What to do: Your task is to output the entries below word for word.

Input records:
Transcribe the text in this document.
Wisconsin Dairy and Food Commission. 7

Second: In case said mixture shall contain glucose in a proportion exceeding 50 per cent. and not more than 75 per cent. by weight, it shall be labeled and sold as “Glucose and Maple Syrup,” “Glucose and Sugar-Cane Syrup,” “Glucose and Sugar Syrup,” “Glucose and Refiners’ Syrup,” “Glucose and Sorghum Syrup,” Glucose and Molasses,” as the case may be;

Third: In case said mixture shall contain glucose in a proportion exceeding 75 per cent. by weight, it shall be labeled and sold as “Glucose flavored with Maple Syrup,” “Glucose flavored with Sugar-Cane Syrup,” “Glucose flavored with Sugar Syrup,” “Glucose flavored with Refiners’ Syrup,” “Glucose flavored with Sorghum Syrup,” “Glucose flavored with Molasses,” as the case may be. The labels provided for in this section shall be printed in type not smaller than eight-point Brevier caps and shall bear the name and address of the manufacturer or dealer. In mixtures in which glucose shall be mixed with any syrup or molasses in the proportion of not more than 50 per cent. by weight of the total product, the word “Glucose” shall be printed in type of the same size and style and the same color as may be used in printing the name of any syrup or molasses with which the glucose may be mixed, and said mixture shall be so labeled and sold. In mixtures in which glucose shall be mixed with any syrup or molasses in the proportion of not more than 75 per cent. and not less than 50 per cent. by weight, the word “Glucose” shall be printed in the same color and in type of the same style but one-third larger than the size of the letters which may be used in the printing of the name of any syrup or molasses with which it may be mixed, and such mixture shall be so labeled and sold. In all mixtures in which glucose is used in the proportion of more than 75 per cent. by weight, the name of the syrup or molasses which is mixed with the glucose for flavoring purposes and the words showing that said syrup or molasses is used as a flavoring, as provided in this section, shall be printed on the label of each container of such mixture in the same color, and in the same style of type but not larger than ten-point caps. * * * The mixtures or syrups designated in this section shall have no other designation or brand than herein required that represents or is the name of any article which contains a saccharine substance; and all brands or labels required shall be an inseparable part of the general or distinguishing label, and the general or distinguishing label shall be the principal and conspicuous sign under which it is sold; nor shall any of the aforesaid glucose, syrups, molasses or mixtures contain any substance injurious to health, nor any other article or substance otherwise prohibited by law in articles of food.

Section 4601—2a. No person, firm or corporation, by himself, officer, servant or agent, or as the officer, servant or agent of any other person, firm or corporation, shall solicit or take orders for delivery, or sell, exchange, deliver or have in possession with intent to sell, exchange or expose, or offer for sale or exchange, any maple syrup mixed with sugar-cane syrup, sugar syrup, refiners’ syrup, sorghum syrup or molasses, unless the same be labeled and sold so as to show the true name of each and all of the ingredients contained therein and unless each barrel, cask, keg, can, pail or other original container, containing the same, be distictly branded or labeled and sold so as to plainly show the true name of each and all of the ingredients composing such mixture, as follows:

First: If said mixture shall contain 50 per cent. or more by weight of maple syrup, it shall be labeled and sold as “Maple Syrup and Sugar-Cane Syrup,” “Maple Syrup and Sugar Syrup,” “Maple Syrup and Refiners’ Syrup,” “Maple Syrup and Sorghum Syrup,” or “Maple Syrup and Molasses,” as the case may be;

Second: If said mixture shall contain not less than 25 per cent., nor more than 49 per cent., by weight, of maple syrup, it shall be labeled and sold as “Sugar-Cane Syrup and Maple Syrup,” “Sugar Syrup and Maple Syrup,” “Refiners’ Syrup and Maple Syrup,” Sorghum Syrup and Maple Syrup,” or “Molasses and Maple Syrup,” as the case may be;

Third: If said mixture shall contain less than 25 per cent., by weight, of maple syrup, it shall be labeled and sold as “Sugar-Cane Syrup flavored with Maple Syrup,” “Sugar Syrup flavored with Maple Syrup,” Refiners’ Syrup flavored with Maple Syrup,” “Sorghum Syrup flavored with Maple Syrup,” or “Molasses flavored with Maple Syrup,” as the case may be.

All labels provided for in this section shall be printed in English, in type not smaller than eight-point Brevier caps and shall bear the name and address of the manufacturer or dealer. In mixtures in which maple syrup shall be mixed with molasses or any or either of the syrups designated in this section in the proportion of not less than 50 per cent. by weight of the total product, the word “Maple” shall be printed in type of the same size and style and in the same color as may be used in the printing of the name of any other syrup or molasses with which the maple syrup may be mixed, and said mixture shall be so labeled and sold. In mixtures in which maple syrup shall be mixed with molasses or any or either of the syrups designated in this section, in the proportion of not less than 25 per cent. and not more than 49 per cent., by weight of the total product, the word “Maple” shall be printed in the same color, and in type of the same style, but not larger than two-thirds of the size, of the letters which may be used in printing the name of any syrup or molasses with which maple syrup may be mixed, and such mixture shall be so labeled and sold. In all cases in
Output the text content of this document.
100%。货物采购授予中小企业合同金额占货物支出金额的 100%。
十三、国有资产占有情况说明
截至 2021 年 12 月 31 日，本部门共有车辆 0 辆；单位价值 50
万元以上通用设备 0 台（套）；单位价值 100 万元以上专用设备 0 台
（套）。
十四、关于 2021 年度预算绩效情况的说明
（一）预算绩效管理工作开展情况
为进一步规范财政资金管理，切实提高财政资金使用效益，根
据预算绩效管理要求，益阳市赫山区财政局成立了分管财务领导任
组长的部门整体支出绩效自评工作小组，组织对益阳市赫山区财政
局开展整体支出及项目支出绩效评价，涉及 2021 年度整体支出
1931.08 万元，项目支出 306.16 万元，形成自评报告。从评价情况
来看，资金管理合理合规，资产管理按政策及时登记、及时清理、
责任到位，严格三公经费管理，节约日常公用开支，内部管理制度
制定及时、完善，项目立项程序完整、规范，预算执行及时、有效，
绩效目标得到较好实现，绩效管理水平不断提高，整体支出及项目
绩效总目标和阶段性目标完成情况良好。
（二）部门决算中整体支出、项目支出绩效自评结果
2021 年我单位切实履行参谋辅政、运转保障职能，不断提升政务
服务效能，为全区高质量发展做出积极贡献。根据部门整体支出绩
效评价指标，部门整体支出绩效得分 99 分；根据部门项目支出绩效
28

Complete response:
Transcribe the text in this document.
Wisconsin Dairy and Food Commission. 7

Second: In case said mixture shall contain glucose in a proportion exceeding 50 per cent. and not more than 75 per cent. by weight, it shall be labeled and sold as “Glucose and Maple Syrup,” “Glucose and Sugar-Cane Syrup,” “Glucose and Sugar Syrup,” “Glucose and Refiners’ Syrup,” “Glucose and Sorghum Syrup,” Glucose and Molasses,” as the case may be;

Third: In case said mixture shall contain glucose in a proportion exceeding 75 per cent. by weight, it shall be labeled and sold as “Glucose flavored with Maple Syrup,” “Glucose flavored with Sugar-Cane Syrup,” “Glucose flavored with Sugar Syrup,” “Glucose flavored with Refiners’ Syrup,” “Glucose flavored with Sorghum Syrup,” “Glucose flavored with Molasses,” as the case may be. The labels provided for in this section shall be printed in type not smaller than eight-point Brevier caps and shall bear the name and address of the manufacturer or dealer. In mixtures in which glucose shall be mixed with any syrup or molasses in the proportion of not more than 50 per cent. by weight of the total product, the word “Glucose” shall be printed in type of the same size and style and the same color as may be used in printing the name of any syrup or molasses with which the glucose may be mixed, and said mixture shall be so labeled and sold. In mixtures in which glucose shall be mixed with any syrup or molasses in the proportion of not more than 75 per cent. and not less than 50 per cent. by weight, the word “Glucose” shall be printed in the same color and in type of the same style but one-third larger than the size of the letters which may be used in the printing of the name of any syrup or molasses with which it may be mixed, and such mixture shall be so labeled and sold. In all mixtures in which glucose is used in the proportion of more than 75 per cent. by weight, the name of the syrup or molasses which is mixed with the glucose for flavoring purposes and the words showing that said syrup or molasses is used as a flavoring, as provided in this section, shall be printed on the label of each container of such mixture in the same color, and in the same style of type but not larger than ten-point caps. * * * The mixtures or syrups designated in this section shall have no other designation or brand than herein required that represents or is the name of any article which contains a saccharine substance; and all brands or labels required shall be an inseparable part of the general or distinguishing label, and the general or distinguishing label shall be the principal and conspicuous sign under which it is sold; nor shall any of the aforesaid glucose, syrups, molasses or mixtures contain any substance injurious to health, nor any other article or substance otherwise prohibited by law in articles of food.

Section 4601—2a. No person, firm or corporation, by himself, officer, servant or agent, or as the officer, servant or agent of any other person, firm or corporation, shall solicit or take orders for delivery, or sell, exchange, deliver or have in possession with intent to sell, exchange or expose, or offer for sale or exchange, any maple syrup mixed with sugar-cane syrup, sugar syrup, refiners’ syrup, sorghum syrup or molasses, unless the same be labeled and sold so as to show the true name of each and all of the ingredients contained therein and unless each barrel, cask, keg, can, pail or other original container, containing the same, be distictly branded or labeled and sold so as to plainly show the true name of each and all of the ingredients composing such mixture, as follows:

First: If said mixture shall contain 50 per cent. or more by weight of maple syrup, it shall be labeled and sold as “Maple Syrup and Sugar-Cane Syrup,” “Maple Syrup and Sugar Syrup,” “Maple Syrup and Refiners’ Syrup,” “Maple Syrup and Sorghum Syrup,” or “Maple Syrup and Molasses,” as the case may be;

Second: If said mixture shall contain not less than 25 per cent., nor more than 49 per cent., by weight, of maple syrup, it shall be labeled and sold as “Sugar-Cane Syrup and Maple Syrup,” “Sugar Syrup and Maple Syrup,” “Refiners’ Syrup and Maple Syrup,” Sorghum Syrup and Maple Syrup,” or “Molasses and Maple Syrup,” as the case may be;

Third: If said mixture shall contain less than 25 per cent., by weight, of maple syrup, it shall be labeled and sold as “Sugar-Cane Syrup flavored with Maple Syrup,” “Sugar Syrup flavored with Maple Syrup,” Refiners’ Syrup flavored with Maple Syrup,” “Sorghum Syrup flavored with Maple Syrup,” or “Molasses flavored with Maple Syrup,” as the case may be.

All labels provided for in this section shall be printed in English, in type not smaller than eight-point Brevier caps and shall bear the name and address of the manufacturer or dealer. In mixtures in which maple syrup shall be mixed with molasses or any or either of the syrups designated in this section in the proportion of not less than 50 per cent. by weight of the total product, the word “Maple” shall be printed in type of the same size and style and in the same color as may be used in the printing of the name of any other syrup or molasses with which the maple syrup may be mixed, and said mixture shall be so labeled and sold. In mixtures in which maple syrup shall be mixed with molasses or any or either of the syrups designated in this section, in the proportion of not less than 25 per cent. and not more than 49 per cent., by weight of the total product, the word “Maple” shall be printed in the same color, and in type of the same style, but not larger than two-thirds of the size, of the letters which may be used in printing the name of any syrup or molasses with which maple syrup may be mixed, and such mixture shall be so labeled and sold. In all cases in
Output the text content of this document.
100%。货物采购授予中小企业合同金额占货物支出金额的 100%。
十三、国有资产占有情况说明
截至 2021 年 12 月 31 日，本部门共有车辆 0 辆；单位价值 50
万元以上通用设备 0 台（套）；单位价值 100 万元以上专用设备 0 台
（套）。
十四、关于 2021 年度预算绩效情况的说明
（一）预算绩效管理工作开展情况
为进一步规范财政资金管理，切实提高财政资金使用效益，根
据预算绩效管理要求，益阳市赫山区财政局成立了分管财务领导任
组长的部门整体支出绩效自评工作小组，组织对益阳市赫山区财政
局开展整体支出及项目支出绩效评价，涉及 2021 年度整体支出
1931.08 万元，项目支出 306.16 万元，形成自评报告。从评价情况
来看，资金管理合理合规，资产管理按政策及时登记、及时清理、
责任到位，严格三公经费管理，节约日常公用开支，内部管理制度
制定及时、完善，项目立项程序完整、规范，预算执行及时、有效，
绩效目标得到较好实现，绩效管理水平不断提高，整体支出及项目
绩效总目标和阶段性目标完成情况良好。
（二）部门决算中整体支出、项目支出绩效自评结果
2021 年我单位切实履行参谋辅政、运转保障职能，不断提升政务
服务效能，为全区高质量发展做出积极贡献。根据部门整体支出绩
效评价指标，部门整体支出绩效得分 99 分；根据部门项目支出绩效
28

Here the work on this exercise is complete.